* **WHAT THE TASK REQUIRES**
Copy out word for word the part of the records from the very start through the line containing "y-tick-label: 0.4 [34,175,52,188]", including that line.

>>>>

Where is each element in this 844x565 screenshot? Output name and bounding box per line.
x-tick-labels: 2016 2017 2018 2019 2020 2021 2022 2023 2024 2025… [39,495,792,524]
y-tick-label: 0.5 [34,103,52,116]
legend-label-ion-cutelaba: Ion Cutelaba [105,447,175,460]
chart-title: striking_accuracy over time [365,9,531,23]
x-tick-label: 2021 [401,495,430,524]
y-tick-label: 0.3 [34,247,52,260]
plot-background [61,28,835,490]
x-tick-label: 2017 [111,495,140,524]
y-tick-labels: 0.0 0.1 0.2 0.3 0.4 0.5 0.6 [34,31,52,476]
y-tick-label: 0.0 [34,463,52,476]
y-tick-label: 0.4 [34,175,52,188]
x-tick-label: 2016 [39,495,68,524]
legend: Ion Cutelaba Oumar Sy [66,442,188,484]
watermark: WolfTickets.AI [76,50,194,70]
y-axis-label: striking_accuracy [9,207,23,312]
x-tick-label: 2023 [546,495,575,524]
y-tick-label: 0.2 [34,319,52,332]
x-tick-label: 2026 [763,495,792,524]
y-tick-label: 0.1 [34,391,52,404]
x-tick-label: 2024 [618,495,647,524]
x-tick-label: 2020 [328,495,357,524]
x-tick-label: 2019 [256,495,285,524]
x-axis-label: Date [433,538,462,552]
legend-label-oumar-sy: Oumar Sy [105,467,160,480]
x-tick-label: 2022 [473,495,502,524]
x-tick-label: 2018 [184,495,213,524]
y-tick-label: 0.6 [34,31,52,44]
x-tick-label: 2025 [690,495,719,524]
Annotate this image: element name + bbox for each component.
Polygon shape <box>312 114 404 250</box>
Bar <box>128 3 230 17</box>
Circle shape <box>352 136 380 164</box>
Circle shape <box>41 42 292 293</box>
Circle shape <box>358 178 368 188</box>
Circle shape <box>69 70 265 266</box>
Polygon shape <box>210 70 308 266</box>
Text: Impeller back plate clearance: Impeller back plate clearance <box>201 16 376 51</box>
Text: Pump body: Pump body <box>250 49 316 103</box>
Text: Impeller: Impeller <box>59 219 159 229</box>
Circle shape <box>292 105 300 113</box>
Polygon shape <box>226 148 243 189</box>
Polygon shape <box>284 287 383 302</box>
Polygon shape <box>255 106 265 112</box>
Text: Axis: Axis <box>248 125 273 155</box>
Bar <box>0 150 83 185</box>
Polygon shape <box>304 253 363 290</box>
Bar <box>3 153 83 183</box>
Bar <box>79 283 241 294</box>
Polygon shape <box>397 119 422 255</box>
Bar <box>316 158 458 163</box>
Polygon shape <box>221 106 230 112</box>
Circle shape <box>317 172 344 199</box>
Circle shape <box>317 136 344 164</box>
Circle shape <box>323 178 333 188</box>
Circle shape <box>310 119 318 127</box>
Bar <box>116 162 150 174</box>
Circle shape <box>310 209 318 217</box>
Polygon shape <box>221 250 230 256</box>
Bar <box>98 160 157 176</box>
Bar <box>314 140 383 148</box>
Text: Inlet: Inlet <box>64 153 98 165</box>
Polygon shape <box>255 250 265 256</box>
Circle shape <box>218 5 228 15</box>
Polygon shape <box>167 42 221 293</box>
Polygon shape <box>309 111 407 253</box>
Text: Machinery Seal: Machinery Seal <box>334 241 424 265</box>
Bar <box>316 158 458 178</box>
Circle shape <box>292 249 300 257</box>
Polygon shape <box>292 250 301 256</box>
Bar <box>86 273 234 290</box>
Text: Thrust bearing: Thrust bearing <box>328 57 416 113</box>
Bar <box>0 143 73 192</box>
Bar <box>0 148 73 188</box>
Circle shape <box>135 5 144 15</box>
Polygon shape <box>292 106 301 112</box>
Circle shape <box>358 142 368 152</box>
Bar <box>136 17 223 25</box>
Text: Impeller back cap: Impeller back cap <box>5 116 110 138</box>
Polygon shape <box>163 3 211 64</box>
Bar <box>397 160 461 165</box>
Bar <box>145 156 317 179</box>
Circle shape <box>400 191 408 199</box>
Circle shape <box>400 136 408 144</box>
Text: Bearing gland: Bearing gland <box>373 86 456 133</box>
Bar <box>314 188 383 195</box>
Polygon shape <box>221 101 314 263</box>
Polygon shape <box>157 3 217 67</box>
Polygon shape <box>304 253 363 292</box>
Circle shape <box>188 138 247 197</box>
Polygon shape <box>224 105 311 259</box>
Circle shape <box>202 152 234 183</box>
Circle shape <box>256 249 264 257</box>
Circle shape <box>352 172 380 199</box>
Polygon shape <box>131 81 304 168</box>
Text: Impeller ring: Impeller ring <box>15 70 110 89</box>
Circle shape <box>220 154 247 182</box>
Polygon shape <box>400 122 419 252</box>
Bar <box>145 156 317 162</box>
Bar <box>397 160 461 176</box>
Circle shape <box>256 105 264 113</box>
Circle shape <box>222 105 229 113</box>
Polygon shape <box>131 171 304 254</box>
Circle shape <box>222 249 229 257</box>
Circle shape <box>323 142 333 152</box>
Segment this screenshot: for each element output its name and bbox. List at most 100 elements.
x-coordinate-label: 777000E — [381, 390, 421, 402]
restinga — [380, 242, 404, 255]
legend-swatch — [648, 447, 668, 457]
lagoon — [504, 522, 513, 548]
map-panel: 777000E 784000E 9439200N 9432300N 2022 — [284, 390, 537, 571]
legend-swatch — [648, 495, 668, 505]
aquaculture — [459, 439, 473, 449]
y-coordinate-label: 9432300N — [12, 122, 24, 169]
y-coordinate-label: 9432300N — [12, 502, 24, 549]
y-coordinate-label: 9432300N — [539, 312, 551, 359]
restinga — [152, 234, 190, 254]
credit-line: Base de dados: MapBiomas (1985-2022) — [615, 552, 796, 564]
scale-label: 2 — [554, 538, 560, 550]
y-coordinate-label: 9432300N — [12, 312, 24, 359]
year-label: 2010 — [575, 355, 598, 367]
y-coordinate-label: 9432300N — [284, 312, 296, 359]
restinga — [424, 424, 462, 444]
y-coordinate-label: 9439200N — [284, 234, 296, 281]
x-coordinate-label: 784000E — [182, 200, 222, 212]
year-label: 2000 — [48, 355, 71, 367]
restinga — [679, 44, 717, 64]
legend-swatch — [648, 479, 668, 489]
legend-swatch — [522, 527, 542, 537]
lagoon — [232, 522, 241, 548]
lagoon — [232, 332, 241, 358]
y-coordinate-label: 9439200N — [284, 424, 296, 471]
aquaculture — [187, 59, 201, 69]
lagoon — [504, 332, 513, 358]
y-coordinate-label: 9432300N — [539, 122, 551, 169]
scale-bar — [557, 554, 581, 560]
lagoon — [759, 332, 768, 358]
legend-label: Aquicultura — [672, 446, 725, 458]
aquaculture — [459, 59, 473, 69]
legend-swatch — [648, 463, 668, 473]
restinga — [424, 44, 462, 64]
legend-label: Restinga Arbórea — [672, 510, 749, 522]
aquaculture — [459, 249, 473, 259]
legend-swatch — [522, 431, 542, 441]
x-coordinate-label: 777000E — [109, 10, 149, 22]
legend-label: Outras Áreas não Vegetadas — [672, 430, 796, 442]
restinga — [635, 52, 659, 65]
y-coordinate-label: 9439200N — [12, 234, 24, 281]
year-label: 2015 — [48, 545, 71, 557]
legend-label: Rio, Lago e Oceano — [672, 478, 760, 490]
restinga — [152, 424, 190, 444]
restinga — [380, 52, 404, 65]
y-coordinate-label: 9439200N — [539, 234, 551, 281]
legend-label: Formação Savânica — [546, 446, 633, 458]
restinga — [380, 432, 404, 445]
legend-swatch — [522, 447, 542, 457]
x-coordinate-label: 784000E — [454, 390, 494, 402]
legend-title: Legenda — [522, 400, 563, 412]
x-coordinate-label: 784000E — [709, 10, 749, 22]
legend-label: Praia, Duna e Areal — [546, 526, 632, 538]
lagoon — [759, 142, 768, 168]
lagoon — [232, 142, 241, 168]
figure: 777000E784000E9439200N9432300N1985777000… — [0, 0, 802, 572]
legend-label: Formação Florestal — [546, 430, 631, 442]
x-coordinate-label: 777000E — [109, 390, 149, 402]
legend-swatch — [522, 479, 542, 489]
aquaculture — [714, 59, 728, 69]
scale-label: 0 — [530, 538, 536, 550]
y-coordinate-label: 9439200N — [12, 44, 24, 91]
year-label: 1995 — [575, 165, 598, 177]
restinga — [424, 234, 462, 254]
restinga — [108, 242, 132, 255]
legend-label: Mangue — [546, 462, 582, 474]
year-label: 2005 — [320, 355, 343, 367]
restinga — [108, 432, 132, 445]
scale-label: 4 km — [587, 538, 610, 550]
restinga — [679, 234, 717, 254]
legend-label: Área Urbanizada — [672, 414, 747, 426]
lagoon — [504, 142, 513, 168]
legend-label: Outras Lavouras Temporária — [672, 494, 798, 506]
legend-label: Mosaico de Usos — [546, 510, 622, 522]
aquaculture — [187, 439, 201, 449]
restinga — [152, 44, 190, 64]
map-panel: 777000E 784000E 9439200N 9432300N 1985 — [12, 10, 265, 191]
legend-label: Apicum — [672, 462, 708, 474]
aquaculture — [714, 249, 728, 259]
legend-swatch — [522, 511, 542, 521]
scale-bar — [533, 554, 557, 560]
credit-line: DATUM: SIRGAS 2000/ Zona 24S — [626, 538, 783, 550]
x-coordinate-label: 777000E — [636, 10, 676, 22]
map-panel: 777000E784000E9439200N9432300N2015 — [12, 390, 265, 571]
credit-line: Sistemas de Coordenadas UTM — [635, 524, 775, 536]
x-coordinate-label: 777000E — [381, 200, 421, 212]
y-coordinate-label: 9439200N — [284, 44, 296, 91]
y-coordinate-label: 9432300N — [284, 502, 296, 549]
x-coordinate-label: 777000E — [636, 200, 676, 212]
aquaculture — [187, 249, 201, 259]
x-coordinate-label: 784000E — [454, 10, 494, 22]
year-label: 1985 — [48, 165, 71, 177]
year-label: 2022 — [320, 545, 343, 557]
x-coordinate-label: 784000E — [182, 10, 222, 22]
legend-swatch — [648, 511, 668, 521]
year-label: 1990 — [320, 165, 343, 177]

<<<<

* **WORKED SOLUTION**
Where is each element in this 844x565 screenshot? Output name and bounding box per line.
x-tick-labels: 2016 2017 2018 2019 2020 2021 2022 2023 2024 2025… [39,495,792,524]
y-tick-label: 0.5 [34,103,52,116]
legend-label-ion-cutelaba: Ion Cutelaba [105,447,175,460]
chart-title: striking_accuracy over time [365,9,531,23]
x-tick-label: 2021 [401,495,430,524]
y-tick-label: 0.3 [34,247,52,260]
plot-background [61,28,835,490]
x-tick-label: 2017 [111,495,140,524]
y-tick-labels: 0.0 0.1 0.2 0.3 0.4 0.5 0.6 [34,31,52,476]
y-tick-label: 0.0 [34,463,52,476]
y-tick-label: 0.4 [34,175,52,188]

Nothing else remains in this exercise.